Dataset listings of figures
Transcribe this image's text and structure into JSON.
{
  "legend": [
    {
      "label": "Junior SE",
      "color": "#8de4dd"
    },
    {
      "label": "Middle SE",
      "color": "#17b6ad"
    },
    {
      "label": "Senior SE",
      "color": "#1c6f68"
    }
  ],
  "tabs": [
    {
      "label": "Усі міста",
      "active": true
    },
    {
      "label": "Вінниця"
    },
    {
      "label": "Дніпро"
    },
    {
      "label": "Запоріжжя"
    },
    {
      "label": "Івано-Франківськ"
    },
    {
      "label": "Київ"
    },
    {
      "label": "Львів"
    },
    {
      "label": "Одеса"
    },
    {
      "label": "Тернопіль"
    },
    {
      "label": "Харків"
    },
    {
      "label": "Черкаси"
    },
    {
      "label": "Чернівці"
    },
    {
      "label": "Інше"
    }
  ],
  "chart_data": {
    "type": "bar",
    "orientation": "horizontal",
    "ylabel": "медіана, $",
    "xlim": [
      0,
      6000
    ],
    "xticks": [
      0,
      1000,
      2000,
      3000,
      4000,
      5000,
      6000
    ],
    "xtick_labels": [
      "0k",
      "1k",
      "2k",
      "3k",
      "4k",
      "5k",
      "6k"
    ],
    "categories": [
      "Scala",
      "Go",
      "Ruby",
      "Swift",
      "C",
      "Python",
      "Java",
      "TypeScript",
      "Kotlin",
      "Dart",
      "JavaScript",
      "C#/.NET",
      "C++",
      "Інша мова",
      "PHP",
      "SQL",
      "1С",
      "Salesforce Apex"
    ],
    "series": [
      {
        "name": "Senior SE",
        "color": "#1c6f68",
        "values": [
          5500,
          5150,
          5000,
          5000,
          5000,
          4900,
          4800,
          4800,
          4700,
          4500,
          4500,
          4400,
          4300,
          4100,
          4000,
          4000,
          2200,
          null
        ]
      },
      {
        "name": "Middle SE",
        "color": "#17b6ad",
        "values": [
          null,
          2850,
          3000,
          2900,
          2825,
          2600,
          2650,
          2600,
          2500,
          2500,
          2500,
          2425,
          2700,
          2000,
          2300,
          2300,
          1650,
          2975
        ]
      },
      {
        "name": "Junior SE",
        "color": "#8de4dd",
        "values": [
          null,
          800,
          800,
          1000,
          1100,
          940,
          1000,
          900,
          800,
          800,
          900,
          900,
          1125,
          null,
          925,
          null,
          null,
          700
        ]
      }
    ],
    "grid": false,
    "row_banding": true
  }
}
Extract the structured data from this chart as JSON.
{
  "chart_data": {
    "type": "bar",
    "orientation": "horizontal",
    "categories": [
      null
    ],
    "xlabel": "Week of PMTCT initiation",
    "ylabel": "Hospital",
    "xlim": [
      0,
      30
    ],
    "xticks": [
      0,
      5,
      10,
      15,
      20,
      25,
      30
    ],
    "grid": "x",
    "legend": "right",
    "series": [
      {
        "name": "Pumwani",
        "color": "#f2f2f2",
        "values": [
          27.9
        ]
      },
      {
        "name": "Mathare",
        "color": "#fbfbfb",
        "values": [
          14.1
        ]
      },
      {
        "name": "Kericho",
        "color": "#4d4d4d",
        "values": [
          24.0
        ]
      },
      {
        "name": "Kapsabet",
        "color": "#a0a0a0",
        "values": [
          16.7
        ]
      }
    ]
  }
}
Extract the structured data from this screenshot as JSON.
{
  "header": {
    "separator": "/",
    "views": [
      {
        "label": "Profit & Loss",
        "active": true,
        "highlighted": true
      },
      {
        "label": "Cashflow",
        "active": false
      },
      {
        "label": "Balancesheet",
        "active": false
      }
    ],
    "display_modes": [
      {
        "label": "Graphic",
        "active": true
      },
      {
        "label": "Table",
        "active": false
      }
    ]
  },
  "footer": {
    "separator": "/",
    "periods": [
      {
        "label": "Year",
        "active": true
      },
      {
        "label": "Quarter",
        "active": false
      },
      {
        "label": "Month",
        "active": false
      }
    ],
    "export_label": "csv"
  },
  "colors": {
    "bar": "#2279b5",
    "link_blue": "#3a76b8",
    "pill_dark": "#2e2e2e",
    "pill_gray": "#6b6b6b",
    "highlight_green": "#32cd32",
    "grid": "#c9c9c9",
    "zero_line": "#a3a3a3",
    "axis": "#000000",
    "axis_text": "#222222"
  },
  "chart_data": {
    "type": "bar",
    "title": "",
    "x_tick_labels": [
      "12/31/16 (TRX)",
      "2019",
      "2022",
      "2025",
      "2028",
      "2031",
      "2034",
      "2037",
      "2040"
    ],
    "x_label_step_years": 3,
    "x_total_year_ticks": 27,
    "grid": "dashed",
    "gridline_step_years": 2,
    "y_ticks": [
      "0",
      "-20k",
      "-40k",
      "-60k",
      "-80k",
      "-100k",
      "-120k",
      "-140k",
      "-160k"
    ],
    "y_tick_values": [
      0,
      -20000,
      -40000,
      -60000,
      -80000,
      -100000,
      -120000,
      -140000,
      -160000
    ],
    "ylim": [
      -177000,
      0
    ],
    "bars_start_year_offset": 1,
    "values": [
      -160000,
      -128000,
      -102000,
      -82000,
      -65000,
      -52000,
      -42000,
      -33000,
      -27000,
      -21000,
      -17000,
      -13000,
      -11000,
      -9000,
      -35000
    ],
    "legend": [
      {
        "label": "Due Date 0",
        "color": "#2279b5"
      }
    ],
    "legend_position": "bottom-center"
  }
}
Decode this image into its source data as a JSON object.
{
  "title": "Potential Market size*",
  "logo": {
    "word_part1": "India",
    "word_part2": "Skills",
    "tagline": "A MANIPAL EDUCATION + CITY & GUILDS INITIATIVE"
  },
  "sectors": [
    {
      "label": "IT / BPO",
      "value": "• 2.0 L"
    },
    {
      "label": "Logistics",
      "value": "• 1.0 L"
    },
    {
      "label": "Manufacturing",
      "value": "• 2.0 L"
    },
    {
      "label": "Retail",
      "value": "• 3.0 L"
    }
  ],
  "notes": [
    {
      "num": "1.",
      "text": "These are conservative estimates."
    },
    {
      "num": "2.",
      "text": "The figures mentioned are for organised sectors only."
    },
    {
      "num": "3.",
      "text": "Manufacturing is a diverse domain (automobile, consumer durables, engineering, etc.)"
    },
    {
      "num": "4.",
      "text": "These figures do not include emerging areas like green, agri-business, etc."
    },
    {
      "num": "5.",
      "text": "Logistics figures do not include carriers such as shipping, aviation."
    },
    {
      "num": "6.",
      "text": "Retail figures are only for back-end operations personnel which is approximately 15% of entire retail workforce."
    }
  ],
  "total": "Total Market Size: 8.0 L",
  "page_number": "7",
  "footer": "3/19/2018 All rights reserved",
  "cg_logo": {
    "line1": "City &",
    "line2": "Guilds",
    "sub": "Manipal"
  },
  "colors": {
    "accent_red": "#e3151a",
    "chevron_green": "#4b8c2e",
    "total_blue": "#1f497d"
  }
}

GOAL: Gather each line of the records holding the string "Market".

SOLUTION TO THIS EXERCISE:
  "title": "Potential Market size*",
  "total": "Total Market Size: 8.0 L",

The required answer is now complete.